From the entries below, gather each line containing the word "model".

- [Records supplied]
>>

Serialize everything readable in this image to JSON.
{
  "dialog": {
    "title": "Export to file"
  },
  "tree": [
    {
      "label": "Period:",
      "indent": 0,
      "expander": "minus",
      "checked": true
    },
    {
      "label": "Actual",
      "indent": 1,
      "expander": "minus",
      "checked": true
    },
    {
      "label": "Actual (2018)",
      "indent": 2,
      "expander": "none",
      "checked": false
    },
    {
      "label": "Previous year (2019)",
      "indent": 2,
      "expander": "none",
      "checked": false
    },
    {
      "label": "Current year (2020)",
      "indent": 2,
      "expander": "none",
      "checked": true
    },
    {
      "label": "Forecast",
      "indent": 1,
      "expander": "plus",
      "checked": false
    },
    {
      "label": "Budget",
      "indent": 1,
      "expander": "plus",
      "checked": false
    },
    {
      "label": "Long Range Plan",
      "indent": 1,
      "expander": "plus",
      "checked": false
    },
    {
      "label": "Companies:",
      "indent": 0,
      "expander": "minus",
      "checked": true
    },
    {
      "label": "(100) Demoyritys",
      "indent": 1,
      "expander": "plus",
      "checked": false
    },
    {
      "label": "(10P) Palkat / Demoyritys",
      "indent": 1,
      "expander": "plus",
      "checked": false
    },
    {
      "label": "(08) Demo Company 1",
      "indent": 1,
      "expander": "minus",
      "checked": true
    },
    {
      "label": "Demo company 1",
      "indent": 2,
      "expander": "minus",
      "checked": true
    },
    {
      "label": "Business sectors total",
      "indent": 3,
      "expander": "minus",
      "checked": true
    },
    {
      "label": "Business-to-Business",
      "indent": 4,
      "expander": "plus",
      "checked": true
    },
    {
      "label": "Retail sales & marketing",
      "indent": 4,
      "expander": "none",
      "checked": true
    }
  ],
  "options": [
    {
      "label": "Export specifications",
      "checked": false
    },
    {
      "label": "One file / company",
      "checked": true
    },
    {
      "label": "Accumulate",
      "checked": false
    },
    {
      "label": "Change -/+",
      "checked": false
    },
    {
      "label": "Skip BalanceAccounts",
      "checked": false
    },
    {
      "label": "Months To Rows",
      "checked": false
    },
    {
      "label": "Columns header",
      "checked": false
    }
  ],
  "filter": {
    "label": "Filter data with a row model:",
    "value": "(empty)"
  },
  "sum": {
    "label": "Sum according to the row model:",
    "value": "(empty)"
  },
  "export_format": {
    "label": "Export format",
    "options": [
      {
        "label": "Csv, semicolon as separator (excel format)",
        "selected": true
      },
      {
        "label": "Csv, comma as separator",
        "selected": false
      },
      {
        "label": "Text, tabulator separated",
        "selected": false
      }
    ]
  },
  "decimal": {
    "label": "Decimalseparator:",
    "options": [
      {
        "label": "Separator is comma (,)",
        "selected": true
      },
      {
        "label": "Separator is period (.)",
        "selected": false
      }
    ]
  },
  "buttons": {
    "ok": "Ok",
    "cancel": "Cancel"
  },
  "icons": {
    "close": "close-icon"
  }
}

<<
>>

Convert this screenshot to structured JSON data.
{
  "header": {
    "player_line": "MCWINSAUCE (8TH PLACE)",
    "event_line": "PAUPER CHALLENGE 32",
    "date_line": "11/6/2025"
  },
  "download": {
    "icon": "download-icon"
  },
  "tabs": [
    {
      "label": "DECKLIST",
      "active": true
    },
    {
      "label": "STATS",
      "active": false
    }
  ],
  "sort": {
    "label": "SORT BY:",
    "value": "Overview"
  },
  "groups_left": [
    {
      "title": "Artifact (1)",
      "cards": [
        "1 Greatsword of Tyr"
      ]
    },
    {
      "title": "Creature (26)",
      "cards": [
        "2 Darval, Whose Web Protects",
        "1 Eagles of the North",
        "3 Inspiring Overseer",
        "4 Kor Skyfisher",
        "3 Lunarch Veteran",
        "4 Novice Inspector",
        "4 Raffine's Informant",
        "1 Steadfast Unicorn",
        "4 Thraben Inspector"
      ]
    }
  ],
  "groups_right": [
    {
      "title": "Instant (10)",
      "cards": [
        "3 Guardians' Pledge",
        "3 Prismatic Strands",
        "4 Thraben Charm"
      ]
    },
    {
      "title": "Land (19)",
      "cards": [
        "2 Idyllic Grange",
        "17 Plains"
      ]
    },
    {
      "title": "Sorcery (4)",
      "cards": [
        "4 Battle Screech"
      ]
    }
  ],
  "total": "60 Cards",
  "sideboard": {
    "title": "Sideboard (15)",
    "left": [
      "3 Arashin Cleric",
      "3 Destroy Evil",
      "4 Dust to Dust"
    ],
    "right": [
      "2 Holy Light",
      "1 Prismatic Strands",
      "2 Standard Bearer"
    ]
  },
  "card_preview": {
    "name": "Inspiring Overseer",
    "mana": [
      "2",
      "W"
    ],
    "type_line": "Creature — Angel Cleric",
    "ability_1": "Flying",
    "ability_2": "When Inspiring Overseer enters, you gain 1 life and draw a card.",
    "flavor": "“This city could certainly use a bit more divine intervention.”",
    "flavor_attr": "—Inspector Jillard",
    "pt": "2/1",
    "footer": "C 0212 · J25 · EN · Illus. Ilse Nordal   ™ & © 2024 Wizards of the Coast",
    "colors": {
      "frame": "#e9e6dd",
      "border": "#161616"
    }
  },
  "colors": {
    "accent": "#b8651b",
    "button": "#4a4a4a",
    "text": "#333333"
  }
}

<<
>>

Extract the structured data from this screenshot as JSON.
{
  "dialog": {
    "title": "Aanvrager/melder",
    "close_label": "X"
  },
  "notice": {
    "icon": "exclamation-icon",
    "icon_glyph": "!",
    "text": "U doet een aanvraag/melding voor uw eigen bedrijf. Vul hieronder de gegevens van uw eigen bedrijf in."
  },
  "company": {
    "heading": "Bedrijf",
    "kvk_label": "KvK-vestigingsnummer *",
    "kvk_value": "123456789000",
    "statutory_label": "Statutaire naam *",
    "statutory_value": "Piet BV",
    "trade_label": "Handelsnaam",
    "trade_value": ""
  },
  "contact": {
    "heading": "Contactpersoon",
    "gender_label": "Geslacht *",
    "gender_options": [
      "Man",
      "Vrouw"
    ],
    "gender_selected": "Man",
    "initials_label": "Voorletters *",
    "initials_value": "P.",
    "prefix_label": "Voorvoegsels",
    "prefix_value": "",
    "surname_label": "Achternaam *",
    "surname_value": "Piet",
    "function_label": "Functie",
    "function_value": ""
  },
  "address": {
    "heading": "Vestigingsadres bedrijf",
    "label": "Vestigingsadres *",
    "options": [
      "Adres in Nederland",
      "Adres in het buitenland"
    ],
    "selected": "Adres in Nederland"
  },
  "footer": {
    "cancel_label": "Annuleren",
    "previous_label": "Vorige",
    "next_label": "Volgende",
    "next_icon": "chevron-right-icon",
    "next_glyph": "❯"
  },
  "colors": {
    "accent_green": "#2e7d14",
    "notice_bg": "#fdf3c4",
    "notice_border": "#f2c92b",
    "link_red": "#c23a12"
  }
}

<<

- [Task response]
    "label": "Filter data with a row model:",
    "label": "Sum according to the row model:",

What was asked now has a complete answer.